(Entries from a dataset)
★ ★ ★ ★ ★

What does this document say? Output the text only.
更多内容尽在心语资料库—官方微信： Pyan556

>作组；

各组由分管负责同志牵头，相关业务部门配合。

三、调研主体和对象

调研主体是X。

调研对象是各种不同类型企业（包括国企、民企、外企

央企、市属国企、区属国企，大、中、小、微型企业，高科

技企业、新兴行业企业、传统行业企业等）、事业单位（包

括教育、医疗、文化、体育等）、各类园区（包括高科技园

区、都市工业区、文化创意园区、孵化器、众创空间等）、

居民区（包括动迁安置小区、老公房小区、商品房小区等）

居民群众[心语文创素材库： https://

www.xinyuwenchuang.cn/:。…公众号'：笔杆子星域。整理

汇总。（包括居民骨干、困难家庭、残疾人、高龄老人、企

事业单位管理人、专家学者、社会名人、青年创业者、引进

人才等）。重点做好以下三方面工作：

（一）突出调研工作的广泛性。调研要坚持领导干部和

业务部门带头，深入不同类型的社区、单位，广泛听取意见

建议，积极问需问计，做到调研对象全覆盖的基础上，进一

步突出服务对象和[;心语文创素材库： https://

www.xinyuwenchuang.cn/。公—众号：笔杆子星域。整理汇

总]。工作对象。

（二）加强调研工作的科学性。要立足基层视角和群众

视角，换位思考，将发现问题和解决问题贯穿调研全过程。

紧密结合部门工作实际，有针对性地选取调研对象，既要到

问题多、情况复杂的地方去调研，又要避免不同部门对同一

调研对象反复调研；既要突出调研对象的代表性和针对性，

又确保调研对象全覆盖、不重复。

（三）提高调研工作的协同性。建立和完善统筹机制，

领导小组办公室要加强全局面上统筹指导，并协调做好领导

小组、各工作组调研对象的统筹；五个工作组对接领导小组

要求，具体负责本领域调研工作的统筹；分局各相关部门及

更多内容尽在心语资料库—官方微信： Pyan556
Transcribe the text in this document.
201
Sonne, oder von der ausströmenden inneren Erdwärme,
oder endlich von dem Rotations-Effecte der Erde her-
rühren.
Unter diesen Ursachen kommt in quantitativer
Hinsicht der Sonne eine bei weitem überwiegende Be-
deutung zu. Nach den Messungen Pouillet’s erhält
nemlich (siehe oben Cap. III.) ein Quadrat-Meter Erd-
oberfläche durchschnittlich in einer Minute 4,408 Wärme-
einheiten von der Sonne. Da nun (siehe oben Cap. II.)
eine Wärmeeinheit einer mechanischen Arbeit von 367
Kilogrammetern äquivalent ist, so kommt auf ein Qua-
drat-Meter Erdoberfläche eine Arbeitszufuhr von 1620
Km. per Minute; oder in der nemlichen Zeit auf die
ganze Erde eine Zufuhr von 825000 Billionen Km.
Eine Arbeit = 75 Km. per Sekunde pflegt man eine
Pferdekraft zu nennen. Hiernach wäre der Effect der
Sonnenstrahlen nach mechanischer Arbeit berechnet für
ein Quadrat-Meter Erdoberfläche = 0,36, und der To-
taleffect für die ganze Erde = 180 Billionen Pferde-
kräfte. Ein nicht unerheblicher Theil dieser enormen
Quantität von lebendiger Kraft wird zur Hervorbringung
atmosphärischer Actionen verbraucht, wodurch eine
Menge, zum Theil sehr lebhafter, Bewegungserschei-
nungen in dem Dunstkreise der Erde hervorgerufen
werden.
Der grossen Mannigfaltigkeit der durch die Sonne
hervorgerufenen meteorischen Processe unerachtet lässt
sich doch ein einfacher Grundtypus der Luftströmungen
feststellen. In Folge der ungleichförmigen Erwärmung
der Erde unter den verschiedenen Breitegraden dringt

★ ★ ★ ★ ★

Problem to solve »
Every line in the data above that contains "Billionen" needs to be copied.

Exercise result »
ganze Erde eine Zufuhr von 825000 Billionen Km.
taleffect für die ganze Erde = 180 Billionen Pferde-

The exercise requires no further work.